Set task:
Copy out every line of the records where the string "name" occurs.

Extracted material:
%%
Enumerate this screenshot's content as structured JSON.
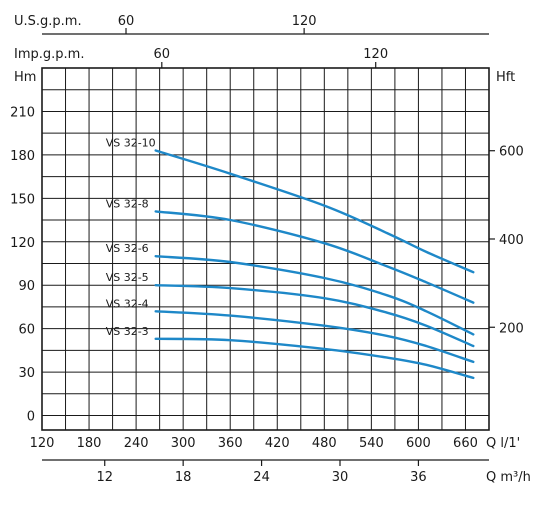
{
  "chart_data": {
    "type": "line",
    "axis_labels": {
      "y_left": "Hm",
      "y_right": "Hft",
      "x_bottom": "Q l/1'",
      "x_m3h": "Q m³/h",
      "x_usgpm": "U.S.g.p.m.",
      "x_impgpm": "Imp.g.p.m."
    },
    "x_range_lpm": [
      120,
      690
    ],
    "y_range_m": [
      -10,
      240
    ],
    "grid": true,
    "y_left_ticks": [
      0,
      30,
      60,
      90,
      120,
      150,
      180,
      210
    ],
    "y_right_ticks_ft": [
      200,
      400,
      600
    ],
    "x_bottom_ticks": [
      120,
      180,
      240,
      300,
      360,
      420,
      480,
      540,
      600,
      660
    ],
    "x_m3h_ticks": [
      12,
      18,
      24,
      30,
      36
    ],
    "x_usgpm_ticks": [
      60,
      120
    ],
    "x_impgpm_ticks": [
      60,
      120
    ],
    "curve_color": "#1e88c8",
    "series": [
      {
        "name": "VS 32-10",
        "x": [
          265,
          360,
          480,
          560,
          610,
          670
        ],
        "y": [
          183,
          167,
          145,
          126,
          113,
          99
        ]
      },
      {
        "name": "VS 32-8",
        "x": [
          265,
          360,
          480,
          560,
          610,
          670
        ],
        "y": [
          141,
          135,
          119,
          103,
          92,
          78
        ]
      },
      {
        "name": "VS 32-6",
        "x": [
          265,
          360,
          480,
          560,
          610,
          670
        ],
        "y": [
          110,
          106,
          95,
          83,
          72,
          56
        ]
      },
      {
        "name": "VS 32-5",
        "x": [
          265,
          360,
          480,
          560,
          610,
          670
        ],
        "y": [
          90,
          88,
          81,
          71,
          62,
          48
        ]
      },
      {
        "name": "VS 32-4",
        "x": [
          265,
          360,
          480,
          560,
          610,
          670
        ],
        "y": [
          72,
          69,
          62,
          55,
          48,
          37
        ]
      },
      {
        "name": "VS 32-3",
        "x": [
          265,
          360,
          480,
          560,
          610,
          670
        ],
        "y": [
          53,
          52,
          46,
          40,
          35,
          26
        ]
      }
    ]
  }
}
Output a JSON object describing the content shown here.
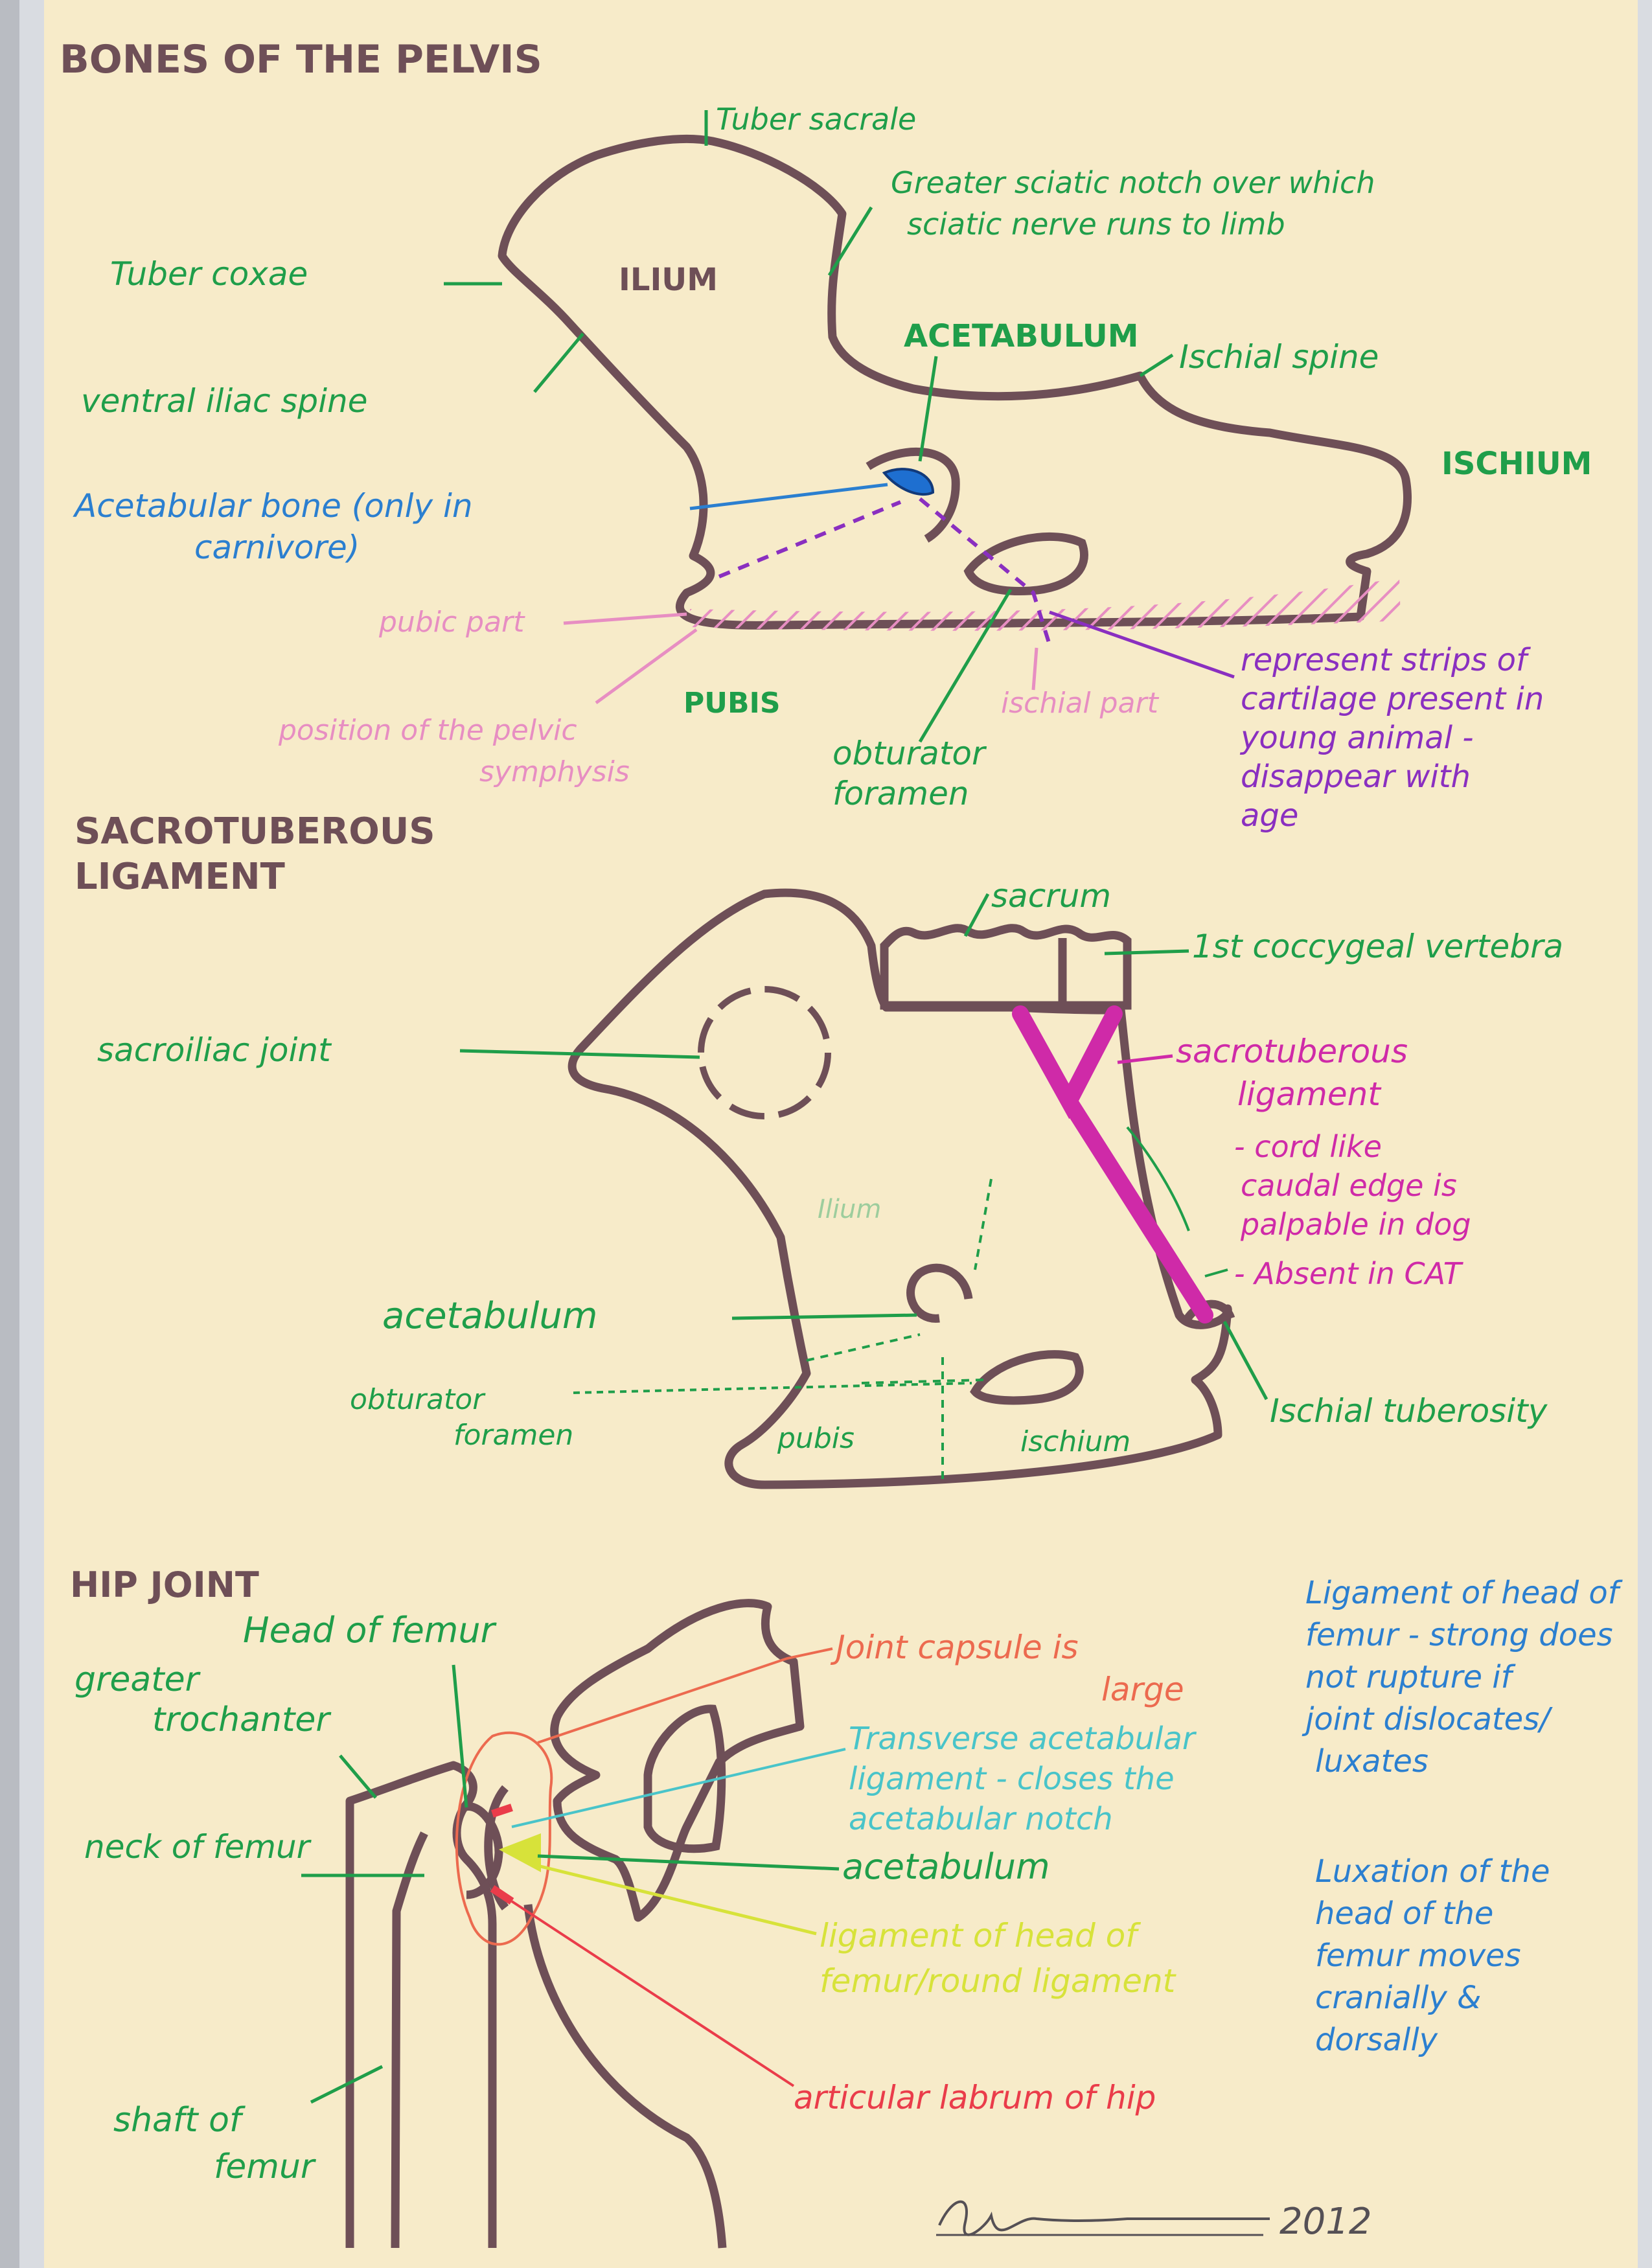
%%
Final answer:
        "name": "VS 32-10",
        "name": "VS 32-8",
        "name": "VS 32-6",
        "name": "VS 32-5",
        "name": "VS 32-4",
        "name": "VS 32-3",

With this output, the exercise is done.